[start]

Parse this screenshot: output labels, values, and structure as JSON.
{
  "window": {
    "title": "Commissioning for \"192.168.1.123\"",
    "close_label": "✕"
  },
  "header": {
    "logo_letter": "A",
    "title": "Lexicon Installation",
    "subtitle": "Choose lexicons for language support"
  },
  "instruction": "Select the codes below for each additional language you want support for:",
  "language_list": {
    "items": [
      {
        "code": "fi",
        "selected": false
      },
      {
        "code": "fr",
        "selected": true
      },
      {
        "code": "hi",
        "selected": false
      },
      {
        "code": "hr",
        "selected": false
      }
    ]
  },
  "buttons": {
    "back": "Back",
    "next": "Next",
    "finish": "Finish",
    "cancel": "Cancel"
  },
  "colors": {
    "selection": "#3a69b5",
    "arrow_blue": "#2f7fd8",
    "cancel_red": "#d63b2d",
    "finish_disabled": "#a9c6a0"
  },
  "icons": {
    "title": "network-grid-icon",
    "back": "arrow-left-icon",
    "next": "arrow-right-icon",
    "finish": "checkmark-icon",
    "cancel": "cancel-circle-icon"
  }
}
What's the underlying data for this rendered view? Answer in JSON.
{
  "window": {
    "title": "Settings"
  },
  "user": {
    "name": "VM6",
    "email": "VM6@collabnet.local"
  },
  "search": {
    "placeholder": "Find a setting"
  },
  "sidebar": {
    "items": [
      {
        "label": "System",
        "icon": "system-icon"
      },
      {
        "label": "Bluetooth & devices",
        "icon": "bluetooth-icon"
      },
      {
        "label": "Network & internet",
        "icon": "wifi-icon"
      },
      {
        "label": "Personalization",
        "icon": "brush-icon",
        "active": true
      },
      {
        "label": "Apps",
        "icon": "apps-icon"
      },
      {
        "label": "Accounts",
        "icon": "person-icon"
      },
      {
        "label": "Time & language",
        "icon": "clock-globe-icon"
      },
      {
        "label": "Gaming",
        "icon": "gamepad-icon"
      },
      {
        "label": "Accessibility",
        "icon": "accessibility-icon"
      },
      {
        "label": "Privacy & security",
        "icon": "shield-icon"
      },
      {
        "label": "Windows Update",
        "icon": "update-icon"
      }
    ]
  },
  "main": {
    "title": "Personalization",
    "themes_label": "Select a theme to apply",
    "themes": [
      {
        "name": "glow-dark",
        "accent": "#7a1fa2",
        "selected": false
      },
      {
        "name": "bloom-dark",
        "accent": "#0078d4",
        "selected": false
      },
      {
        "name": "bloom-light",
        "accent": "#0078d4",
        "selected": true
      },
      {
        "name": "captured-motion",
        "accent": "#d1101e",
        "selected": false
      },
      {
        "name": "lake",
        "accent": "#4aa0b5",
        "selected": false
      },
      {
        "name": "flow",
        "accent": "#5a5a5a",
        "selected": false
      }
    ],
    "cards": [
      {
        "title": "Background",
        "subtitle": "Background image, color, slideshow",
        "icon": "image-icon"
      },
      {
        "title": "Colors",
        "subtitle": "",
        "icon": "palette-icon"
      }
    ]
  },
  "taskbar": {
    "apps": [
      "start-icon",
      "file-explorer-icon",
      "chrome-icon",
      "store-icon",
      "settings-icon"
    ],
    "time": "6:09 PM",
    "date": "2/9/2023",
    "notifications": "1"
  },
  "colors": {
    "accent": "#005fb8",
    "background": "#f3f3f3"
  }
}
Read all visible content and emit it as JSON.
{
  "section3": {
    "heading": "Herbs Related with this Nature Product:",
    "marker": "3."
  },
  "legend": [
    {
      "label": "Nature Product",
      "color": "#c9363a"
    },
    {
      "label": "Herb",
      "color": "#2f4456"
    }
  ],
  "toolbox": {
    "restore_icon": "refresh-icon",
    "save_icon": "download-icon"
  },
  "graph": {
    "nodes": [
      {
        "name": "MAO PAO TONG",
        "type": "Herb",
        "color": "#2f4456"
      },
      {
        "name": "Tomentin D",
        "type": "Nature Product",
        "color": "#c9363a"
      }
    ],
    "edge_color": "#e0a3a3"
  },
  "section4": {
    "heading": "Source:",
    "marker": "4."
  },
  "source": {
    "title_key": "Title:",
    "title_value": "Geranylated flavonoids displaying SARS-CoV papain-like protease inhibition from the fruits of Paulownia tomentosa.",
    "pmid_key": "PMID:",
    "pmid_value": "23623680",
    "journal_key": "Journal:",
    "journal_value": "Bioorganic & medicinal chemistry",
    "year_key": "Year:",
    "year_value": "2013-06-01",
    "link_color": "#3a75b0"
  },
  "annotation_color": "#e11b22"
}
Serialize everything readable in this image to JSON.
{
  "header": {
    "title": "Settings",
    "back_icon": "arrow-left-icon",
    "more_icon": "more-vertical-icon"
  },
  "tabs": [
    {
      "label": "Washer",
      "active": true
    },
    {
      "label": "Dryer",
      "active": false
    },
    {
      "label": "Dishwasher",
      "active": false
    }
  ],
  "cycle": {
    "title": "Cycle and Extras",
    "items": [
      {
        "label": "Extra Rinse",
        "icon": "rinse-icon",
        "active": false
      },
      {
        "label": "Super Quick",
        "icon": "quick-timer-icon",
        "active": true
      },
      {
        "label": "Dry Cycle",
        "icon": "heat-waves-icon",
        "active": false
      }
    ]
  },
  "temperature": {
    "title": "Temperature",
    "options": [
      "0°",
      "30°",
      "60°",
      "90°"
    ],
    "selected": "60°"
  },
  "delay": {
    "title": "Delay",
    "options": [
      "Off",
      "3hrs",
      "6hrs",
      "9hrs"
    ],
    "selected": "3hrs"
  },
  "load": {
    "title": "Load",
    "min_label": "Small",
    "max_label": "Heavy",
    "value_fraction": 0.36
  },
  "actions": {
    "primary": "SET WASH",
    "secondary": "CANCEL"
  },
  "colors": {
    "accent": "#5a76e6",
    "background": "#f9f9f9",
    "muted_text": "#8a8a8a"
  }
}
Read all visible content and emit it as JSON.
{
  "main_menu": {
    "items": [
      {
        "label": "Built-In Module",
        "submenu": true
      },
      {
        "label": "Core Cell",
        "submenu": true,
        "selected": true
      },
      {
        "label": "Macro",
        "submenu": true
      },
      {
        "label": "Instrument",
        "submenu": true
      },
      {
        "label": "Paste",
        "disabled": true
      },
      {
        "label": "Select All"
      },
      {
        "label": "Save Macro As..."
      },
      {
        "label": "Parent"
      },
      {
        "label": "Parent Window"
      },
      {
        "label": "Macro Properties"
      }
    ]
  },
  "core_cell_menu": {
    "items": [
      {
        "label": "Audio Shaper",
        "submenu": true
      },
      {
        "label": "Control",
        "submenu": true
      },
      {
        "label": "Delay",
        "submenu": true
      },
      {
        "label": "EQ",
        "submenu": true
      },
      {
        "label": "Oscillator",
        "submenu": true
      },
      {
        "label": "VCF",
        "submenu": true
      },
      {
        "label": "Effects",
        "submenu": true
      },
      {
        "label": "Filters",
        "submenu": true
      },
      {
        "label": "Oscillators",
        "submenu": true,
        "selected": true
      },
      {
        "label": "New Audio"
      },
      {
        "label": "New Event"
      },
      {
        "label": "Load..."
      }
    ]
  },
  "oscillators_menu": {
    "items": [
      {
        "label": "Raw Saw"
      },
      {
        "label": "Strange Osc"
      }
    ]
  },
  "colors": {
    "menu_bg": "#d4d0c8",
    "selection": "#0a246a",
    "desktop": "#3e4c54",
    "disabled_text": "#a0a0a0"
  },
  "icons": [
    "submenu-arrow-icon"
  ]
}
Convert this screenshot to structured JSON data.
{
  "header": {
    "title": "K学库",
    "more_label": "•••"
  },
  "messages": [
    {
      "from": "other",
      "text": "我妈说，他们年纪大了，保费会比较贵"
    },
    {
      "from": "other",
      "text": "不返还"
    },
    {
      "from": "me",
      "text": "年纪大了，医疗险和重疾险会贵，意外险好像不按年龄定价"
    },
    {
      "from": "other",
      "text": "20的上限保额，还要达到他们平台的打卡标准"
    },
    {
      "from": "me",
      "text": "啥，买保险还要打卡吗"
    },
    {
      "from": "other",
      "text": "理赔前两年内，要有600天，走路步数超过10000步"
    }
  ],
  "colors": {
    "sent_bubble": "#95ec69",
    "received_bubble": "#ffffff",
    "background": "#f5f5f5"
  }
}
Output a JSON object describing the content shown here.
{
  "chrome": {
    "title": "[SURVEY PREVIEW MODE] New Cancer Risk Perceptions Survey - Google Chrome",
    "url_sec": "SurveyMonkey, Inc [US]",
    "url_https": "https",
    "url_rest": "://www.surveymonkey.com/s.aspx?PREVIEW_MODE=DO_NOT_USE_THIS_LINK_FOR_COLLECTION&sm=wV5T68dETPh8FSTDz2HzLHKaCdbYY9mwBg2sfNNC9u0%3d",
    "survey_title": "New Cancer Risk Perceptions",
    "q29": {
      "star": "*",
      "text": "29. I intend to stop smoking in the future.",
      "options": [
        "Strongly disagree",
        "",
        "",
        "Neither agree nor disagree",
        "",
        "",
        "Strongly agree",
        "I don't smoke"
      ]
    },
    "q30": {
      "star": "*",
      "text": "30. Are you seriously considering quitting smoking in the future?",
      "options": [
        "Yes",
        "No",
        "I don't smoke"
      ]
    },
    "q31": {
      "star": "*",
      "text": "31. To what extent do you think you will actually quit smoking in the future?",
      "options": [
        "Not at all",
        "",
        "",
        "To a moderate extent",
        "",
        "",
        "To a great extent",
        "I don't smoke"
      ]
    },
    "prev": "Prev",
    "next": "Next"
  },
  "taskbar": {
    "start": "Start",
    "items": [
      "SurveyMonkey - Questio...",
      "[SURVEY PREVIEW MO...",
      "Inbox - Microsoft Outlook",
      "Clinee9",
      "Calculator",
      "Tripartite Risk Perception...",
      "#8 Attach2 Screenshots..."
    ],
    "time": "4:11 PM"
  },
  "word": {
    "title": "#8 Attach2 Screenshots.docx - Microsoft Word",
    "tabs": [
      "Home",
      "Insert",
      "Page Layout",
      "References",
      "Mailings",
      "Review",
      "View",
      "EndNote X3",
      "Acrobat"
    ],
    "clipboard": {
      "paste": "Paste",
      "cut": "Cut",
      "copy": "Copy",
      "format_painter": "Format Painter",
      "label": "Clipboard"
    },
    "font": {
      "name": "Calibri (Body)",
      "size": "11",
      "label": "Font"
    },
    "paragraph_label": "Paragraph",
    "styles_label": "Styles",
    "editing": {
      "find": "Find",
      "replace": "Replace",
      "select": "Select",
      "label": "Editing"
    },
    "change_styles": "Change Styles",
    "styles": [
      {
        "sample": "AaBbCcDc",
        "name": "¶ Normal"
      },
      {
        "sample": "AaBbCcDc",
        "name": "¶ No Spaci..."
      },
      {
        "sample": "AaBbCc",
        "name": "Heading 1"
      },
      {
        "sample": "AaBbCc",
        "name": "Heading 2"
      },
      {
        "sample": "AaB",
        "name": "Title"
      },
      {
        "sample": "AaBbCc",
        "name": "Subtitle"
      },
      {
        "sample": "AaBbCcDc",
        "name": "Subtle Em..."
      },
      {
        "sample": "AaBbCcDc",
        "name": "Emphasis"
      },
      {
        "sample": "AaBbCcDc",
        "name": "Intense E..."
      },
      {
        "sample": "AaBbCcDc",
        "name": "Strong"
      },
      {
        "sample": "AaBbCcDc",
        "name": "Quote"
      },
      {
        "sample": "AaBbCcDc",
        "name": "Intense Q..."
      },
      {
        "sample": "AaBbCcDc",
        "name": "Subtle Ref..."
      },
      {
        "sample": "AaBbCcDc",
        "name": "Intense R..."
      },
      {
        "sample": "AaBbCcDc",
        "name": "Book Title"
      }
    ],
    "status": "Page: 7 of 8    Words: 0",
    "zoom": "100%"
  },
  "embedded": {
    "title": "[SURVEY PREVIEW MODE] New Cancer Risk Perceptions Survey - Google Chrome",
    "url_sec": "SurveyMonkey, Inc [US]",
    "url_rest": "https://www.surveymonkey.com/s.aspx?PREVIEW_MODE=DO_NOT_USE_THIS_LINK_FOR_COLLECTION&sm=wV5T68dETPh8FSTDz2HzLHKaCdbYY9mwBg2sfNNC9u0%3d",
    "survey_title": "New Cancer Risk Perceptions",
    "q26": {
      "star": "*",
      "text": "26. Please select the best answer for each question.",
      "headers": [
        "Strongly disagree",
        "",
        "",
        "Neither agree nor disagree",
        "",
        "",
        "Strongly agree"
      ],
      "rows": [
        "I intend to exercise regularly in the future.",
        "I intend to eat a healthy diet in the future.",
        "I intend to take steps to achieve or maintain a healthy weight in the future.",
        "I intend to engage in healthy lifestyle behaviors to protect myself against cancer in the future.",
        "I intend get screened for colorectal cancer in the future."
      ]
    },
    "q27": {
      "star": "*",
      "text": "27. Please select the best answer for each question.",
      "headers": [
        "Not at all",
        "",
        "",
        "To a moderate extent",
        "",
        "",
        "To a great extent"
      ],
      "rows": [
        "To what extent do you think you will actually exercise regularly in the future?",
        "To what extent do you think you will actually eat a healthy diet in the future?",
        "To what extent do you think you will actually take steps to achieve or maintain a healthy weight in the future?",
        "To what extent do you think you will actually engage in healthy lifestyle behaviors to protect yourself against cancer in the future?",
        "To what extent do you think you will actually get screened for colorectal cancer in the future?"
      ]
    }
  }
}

[end]

Extract every line that has the string "will" in it.

▶ [THE OUTPUT]
      "text": "31. To what extent do you think you will actually quit smoking in the future?",
        "To what extent do you think you will actually exercise regularly in the future?",
        "To what extent do you think you will actually eat a healthy diet in the future?",
        "To what extent do you think you will actually take steps to achieve or maintain a healthy weight in the future?",
        "To what extent do you think you will actually engage in healthy lifestyle behaviors to protect yourself against cancer in the future?",
        "To what extent do you think you will actually get screened for colorectal cancer in the future?"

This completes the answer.